→ **TASK TO COMPLETE**
In the interview with Nipsey Hussle below, explain in one to three sentences why he decided to make the workplace as sociable, comfortable, and entertaining as possible.

→ **EXTRACTED TEXT**
After leaving Epic Records to start his own All Money In record label, Nipsey Hussle spent roughly eight years putting in the necessary groundwork to establish himself as an independent force to be reckoned with. Nipsey’s work ethic, financial intelligence, and marketing expertise took the advancement of his brand as far as any artist who actually had the machine power of a major label behind them, if not further. Such independent success rewarded Nipsey beyond the scope of normal music industry business making him the first artist to achieve a partnership deal with Atlantic Records which was announced at the latter of 2017. Since then, Nipsey has had a three month long strategic unveiling quite like no other.
Today [February 16th], Nipsey finally released his highly anticipated debut album, Victory Lap. He teamed up with a brilliant assortment of featured artists including Diddy, Marshia Ambrosius, Kendrick Lamar, Dom Kennedy, The Dream, and Ceelo Green in which he performed tracks from the new album last night [February 15th] at his sold out Album Release Concert at Los Angeles’ Hollywood Palladium.
We got a chance to catch up with Nipsey in the midst of his very impressive rollout for Victory Lap and discussed time management skills, what new he has learned about the industry since his partnership with Atlantic, financial advice he would give to his son and other black men, as well as his favorites from his own catalogue of music.
While you were [on the come up] and not as established as you are now, how did you find the time to work to make ends meet before rap was paying the bills, but still study your craft and this industry, read books and work on your passion while still even maintaining a personal life, if at all possible?
It was spurts of time that I didn’t really have a social life. I had to figure out where I could cut the fat. It would be a three to six month period where I didn’t see anybody but my engineer from being in the studio. Then, I saw an old clip of Birdman saying, “I used to tell all my artists we have to make the studio the block, and everything we do something we have to do it at the studio. If we going to hang out with some girls, we have to do it at the studio. If we going to work out, we have to work out at the studio. If we going to eat, we have to eat at the studio.”
So I took a lot of insight from that and decided we have to make the workplace as sociable and comfortable and entertaining as we can make it, because if we’re going to have to leave the studio to do those things then we’re not really going to be able to get an edge over ourself and definitely not over the competition.
Overall, it was just about sacrificing. During my teenage years and my early twenties when it was all about just living and having fun we were really just sitting still working. And at times I would question that and sometimes think, “Am I really wasting these moments?” But in hindsight that’s what it took. It was the moment to get ahead and distinguish our self. It was about the sacrifice. What could you possibly give up? Then after you give that up — what else can you give up to keep gaining advantages? And not in a competitive way — but how can you keep gaining advantages over yourself? How can you master your 24 hours?

→ **DATASET SECTION**
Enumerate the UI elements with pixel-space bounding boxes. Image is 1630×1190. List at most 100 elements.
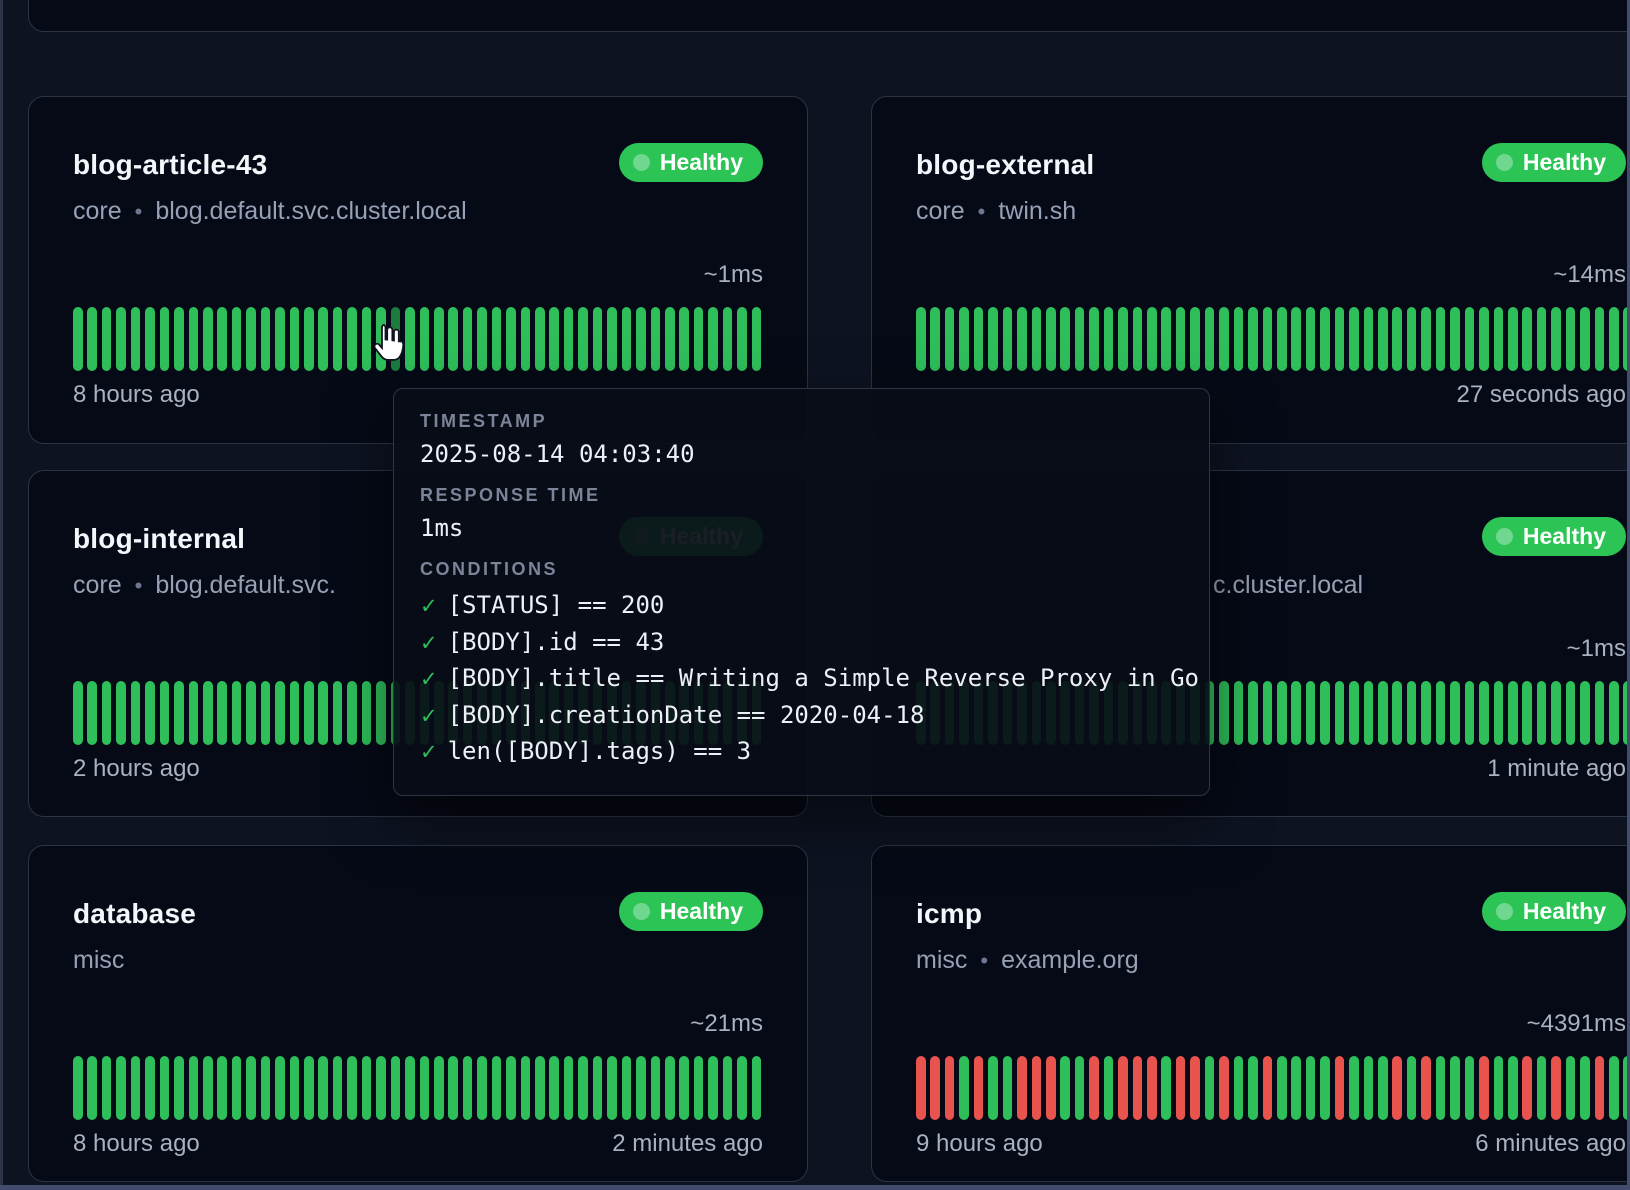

→ **SOLUTION TO THE EXERCISE**
He had taken insight from a clip of Birdman saying that everything, from hanging out to working out to eating, should be done at the studio. Nipsey reasoned that if they had to leave the studio to do those things, they would not be able to get an edge over themselves, and certainly not over the competition.